AIM OF THE TASK:
Find each line with the word "Customize" and state how many there are, nothing more.

RECORDS TO PROCESS:
_ _ _ _ _
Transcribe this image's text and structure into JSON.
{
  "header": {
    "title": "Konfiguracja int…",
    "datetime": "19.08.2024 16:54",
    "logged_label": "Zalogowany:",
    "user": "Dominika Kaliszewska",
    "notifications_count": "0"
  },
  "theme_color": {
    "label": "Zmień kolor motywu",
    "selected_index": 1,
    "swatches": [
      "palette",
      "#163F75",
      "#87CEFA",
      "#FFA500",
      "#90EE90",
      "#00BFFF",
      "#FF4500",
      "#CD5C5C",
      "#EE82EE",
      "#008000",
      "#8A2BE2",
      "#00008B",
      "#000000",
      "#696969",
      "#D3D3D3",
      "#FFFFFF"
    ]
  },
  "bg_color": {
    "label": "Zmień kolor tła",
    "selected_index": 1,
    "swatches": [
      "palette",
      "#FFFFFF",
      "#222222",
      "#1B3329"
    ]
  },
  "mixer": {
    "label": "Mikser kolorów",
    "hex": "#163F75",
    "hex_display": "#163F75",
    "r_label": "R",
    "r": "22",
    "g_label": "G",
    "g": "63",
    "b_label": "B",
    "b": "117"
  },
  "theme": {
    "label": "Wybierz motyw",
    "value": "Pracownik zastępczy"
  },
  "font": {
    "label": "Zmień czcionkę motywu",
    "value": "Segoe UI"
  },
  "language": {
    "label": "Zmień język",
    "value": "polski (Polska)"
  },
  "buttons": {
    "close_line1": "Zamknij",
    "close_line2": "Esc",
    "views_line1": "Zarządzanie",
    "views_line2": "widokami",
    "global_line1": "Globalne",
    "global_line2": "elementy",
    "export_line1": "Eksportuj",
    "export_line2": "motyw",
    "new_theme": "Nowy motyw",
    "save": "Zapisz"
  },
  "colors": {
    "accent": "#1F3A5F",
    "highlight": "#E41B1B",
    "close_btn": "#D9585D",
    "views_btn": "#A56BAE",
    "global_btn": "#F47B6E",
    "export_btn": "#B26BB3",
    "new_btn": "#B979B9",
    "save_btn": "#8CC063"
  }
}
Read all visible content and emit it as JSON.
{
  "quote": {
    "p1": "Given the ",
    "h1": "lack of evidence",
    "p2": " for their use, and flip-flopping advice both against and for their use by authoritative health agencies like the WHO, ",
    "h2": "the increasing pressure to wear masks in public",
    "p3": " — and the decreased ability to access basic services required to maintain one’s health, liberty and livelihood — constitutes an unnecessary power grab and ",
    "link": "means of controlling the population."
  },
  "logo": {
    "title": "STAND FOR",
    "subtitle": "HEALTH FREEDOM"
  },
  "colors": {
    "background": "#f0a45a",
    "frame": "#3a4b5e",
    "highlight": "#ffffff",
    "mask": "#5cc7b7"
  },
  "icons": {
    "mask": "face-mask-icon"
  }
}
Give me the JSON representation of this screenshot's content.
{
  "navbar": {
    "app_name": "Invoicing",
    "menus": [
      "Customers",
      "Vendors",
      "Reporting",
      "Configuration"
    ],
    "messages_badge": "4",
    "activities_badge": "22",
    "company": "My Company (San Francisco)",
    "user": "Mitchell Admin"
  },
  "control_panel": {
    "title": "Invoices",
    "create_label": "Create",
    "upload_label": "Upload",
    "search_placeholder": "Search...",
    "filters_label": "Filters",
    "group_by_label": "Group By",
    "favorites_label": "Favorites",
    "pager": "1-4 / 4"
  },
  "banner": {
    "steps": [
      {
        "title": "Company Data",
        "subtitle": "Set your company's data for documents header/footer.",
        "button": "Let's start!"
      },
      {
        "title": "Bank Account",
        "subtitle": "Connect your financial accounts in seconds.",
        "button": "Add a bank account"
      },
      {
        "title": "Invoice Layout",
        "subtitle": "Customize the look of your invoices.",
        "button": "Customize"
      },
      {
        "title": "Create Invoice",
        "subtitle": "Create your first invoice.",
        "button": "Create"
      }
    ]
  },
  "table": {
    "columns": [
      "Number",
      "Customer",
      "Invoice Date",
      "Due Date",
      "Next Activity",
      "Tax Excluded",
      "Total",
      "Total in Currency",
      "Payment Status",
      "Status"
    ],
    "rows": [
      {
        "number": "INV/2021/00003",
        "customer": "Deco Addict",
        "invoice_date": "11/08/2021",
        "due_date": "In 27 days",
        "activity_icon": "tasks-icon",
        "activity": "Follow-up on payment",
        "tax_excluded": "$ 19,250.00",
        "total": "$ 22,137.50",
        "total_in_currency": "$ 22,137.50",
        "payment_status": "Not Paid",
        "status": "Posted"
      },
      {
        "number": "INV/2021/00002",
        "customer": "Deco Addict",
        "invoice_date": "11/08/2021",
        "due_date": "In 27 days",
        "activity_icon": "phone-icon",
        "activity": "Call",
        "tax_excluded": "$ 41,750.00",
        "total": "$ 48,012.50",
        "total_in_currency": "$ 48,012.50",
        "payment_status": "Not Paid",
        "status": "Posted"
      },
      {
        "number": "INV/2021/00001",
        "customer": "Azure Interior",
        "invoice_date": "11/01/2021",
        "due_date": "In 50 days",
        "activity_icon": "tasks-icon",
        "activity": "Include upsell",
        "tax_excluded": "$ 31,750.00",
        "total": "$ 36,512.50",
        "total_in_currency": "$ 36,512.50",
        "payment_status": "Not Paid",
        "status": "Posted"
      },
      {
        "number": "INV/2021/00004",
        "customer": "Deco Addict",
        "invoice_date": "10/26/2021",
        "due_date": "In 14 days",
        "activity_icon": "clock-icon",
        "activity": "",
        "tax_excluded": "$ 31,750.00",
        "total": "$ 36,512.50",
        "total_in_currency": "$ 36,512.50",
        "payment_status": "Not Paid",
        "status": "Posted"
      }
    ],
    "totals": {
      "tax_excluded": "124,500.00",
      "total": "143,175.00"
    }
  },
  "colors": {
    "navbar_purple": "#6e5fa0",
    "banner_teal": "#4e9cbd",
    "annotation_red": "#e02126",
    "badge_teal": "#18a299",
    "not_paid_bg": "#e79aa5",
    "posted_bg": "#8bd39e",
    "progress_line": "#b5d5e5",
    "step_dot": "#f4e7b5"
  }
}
_ _ _ _ _
FINAL ANSWER:
2